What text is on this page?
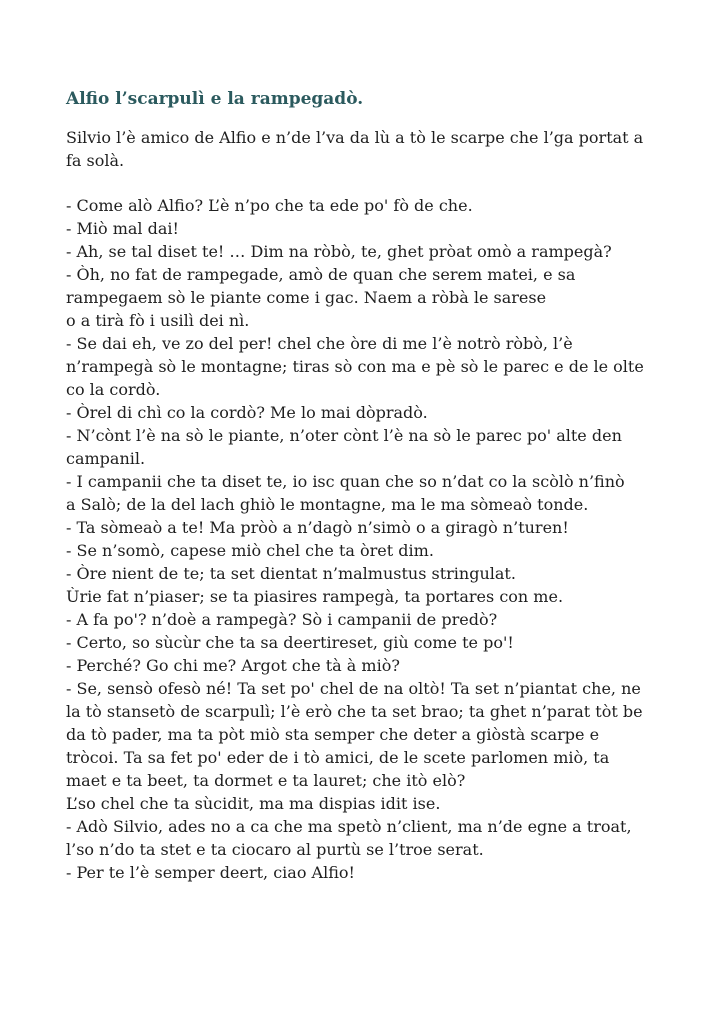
Alfio l’scarpulì e la rampegadò.
Silvio l’è amico de Alfio e n’de l’va da lù a tò le scarpe che l’ga portat a
fa solà.
- Come alò Alfio? L’è n’po che ta ede po' fò de che.
- Miò mal dai!
- Ah, se tal diset te! … Dim na ròbò, te, ghet pròat omò a rampegà?
- Òh, no fat de rampegade, amò de quan che serem matei, e sa
rampegaem sò le piante come i gac. Naem a ròbà le sarese
o a tirà fò i usilì dei nì.
- Se dai eh, ve zo del per! chel che òre di me l’è notrò ròbò, l’è
n’rampegà sò le montagne; tiras sò con ma e pè sò le parec e de le olte
co la cordò.
- Òrel di chì co la cordò? Me lo mai dòpradò.
- N’cònt l’è na sò le piante, n’oter cònt l’è na sò le parec po' alte den
campanil.
- I campanii che ta diset te, io isc quan che so n’dat co la scòlò n’finò
a Salò; de la del lach ghiò le montagne, ma le ma sòmeaò tonde.
- Ta sòmeaò a te! Ma pròò a n’dagò n’simò o a giragò n’turen!
- Se n’somò, capese miò chel che ta òret dim.
- Òre nient de te; ta set dientat n’malmustus stringulat.
Ùrie fat n’piaser; se ta piasires rampegà, ta portares con me.
- A fa po'? n’doè a rampegà? Sò i campanii de predò?
- Certo, so sùcùr che ta sa deertireset, giù come te po'!
- Perché? Go chi me? Argot che tà à miò?
- Se, sensò ofesò né! Ta set po' chel de na oltò! Ta set n’piantat che, ne
la tò stansetò de scarpulì; l’è erò che ta set brao; ta ghet n’parat tòt be
da tò pader, ma ta pòt miò sta semper che deter a giòstà scarpe e
tròcoi. Ta sa fet po' eder de i tò amici, de le scete parlomen miò, ta
maet e ta beet, ta dormet e ta lauret; che itò elò?
L’so chel che ta sùcidit, ma ma dispias idit ise.
- Adò Silvio, ades no a ca che ma spetò n’client, ma n’de egne a troat,
l’so n’do ta stet e ta ciocaro al purtù se l’troe serat.
- Per te l’è semper deert, ciao Alfio!
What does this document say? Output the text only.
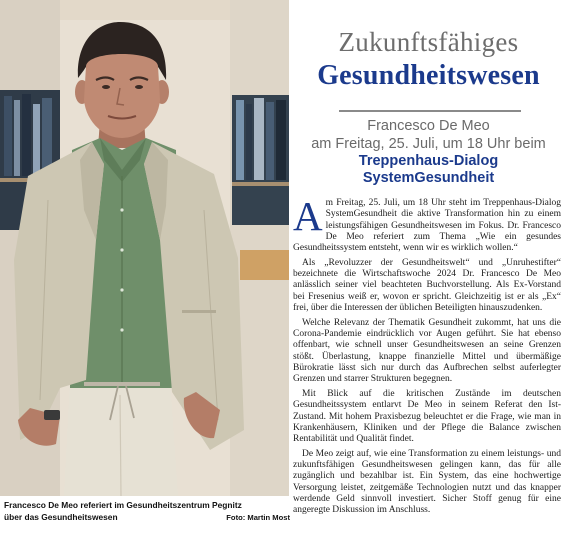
Francesco De Meo referiert im Gesundheitszentrum Pegnitz
über das Gesundheitswesen	Foto: Martin Most
Zukunftsfähiges
Gesundheitswesen
Francesco De Meo
am Freitag, 25. Juli, um 18 Uhr beim
Treppenhaus-Dialog
SystemGesundheit

Am Freitag, 25. Juli, um 18 Uhr steht im Treppenhaus-Dialog SystemGesundheit die aktive Transformation hin zu einem leistungsfähigen Gesundheitswesen im Fokus. Dr. Francesco De Meo referiert zum Thema „Wie ein gesundes Gesundheitssystem entsteht, wenn wir es wirklich wollen.“

Als „Revoluzzer der Gesundheitswelt“ und „Unruhestifter“ bezeichnete die Wirtschaftswoche 2024 Dr. Francesco De Meo anlässlich seiner viel beachteten Buchvorstellung. Als Ex-Vorstand bei Fresenius weiß er, wovon er spricht. Gleichzeitig ist er als „Ex“ frei, über die Interessen der üblichen Beteiligten hinauszudenken.

Welche Relevanz der Thematik Gesundheit zukommt, hat uns die Corona-Pandemie eindrücklich vor Augen geführt. Sie hat ebenso offenbart, wie schnell unser Gesundheitswesen an seine Grenzen stößt. Überlastung, knappe finanzielle Mittel und übermäßige Bürokratie lässt sich nur durch das Aufbrechen selbst auferlegter Grenzen und starrer Strukturen begegnen.

Mit Blick auf die kritischen Zustände im deutschen Gesundheitssystem entlarvt De Meo in seinem Referat den Ist-Zustand. Mit hohem Praxisbezug beleuchtet er die Frage, wie man in Krankenhäusern, Kliniken und der Pflege die Balance zwischen Rentabilität und Qualität findet.

De Meo zeigt auf, wie eine Transformation zu einem leistungs- und zukunftsfähigen Gesundheitswesen gelingen kann, das für alle zugänglich und bezahlbar ist. Ein System, das eine hochwertige Versorgung leistet, zeitgemäße Technologien nutzt und das knapper werdende Geld sinnvoll investiert. Sicher Stoff genug für eine angeregte Diskussion im Anschluss.
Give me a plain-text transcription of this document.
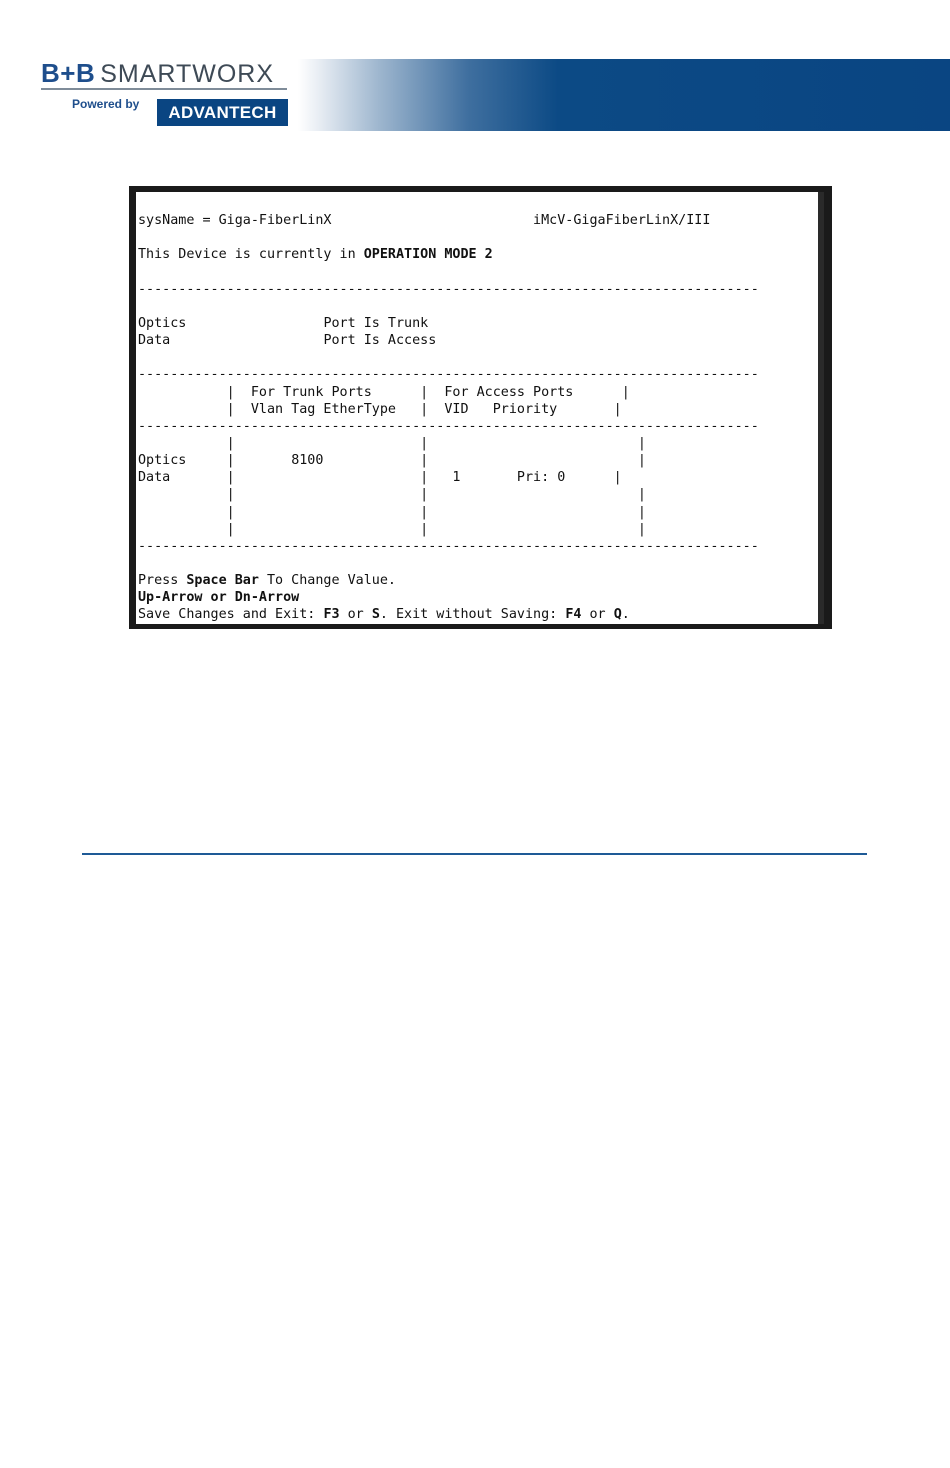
B+B SMARTWORX
Powered by	ADVANTECH

sysName = Giga-FiberLinX	iMcV-GigaFiberLinX/III

This Device is currently in OPERATION MODE 2

-----------------------------------------------------------------------------

Optics	Port Is Trunk
Data	Port Is Access

-----------------------------------------------------------------------------
|  For Trunk Ports      |  For Access Ports      |
|  Vlan Tag EtherType   |  VID Priority       |
-----------------------------------------------------------------------------
|                       |                          |
Optics     |       8100            |                          |
Data       |                       |   1	Pri: 0      |
|                       |                          |
|                       |                          |
|                       |                          |
-----------------------------------------------------------------------------

Press Space Bar To Change Value.
Up-Arrow or Dn-Arrow
Save Changes and Exit: F3 or S. Exit without Saving: F4 or Q.
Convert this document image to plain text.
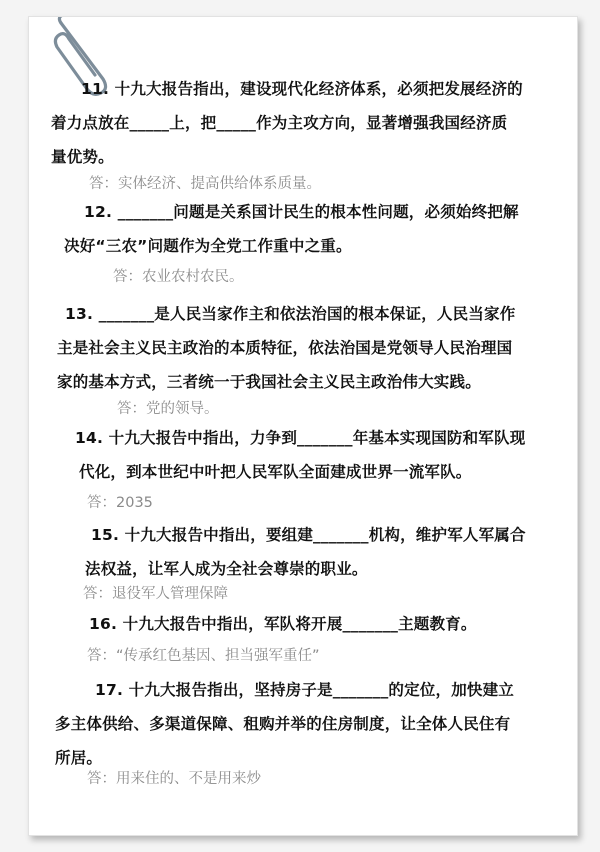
11. 十九大报告指出，建设现代化经济体系，必须把发展经济的
着力点放在_____上，把_____作为主攻方向，显著增强我国经济质
量优势。
答：实体经济、提高供给体系质量。
12. _______问题是关系国计民生的根本性问题，必须始终把解
决好“三农”问题作为全党工作重中之重。
答：农业农村农民。
13. _______是人民当家作主和依法治国的根本保证，人民当家作
主是社会主义民主政治的本质特征，依法治国是党领导人民治理国
家的基本方式，三者统一于我国社会主义民主政治伟大实践。
答：党的领导。
14. 十九大报告中指出，力争到_______年基本实现国防和军队现
代化，到本世纪中叶把人民军队全面建成世界一流军队。
答：2035
15. 十九大报告中指出，要组建_______机构，维护军人军属合
法权益，让军人成为全社会尊崇的职业。
答：退役军人管理保障
16. 十九大报告中指出，军队将开展_______主题教育。
答：“传承红色基因、担当强军重任”
17. 十九大报告指出，坚持房子是_______的定位，加快建立
多主体供给、多渠道保障、租购并举的住房制度，让全体人民住有
所居。
答：用来住的、不是用来炒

> [Challenge]:
Copy every line above that includes the string "Alfio".

> [The output]:
Alfio l’scarpulì e la rampegadò.
Silvio l’è amico de Alfio e n’de l’va da lù a tò le scarpe che l’ga portat a
- Come alò Alfio? L’è n’po che ta ede po' fò de che.
- Per te l’è semper deert, ciao Alfio!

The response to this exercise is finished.